━━━ Exercise materials
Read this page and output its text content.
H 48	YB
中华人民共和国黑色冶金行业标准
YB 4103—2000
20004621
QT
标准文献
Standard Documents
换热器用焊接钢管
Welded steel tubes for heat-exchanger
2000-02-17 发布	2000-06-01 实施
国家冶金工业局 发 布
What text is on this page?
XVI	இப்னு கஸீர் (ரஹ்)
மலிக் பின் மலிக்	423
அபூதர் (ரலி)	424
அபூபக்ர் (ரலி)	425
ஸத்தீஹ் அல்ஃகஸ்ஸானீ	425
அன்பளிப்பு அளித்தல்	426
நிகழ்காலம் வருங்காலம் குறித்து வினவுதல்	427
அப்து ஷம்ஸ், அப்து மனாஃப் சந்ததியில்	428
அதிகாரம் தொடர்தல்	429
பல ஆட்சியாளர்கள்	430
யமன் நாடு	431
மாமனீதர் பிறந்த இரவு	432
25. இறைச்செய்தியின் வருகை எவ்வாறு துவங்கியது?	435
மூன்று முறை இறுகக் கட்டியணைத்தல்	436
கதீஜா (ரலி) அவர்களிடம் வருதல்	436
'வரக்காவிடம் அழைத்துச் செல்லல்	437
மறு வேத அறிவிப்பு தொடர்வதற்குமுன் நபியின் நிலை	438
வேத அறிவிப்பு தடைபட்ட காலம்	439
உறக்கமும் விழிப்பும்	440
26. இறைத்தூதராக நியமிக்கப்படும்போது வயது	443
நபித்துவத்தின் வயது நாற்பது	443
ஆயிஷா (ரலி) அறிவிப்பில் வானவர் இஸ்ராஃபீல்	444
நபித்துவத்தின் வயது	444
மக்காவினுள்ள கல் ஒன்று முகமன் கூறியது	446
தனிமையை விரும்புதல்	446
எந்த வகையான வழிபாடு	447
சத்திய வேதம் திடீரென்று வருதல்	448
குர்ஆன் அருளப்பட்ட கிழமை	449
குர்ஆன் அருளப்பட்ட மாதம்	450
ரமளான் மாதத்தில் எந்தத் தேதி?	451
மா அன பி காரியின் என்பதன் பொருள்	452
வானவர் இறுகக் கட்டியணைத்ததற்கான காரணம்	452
━━━━━━
The request: From the data above, copy each line that has the string "this".

Response below:
Read this page and output its text content.
What text is on this page?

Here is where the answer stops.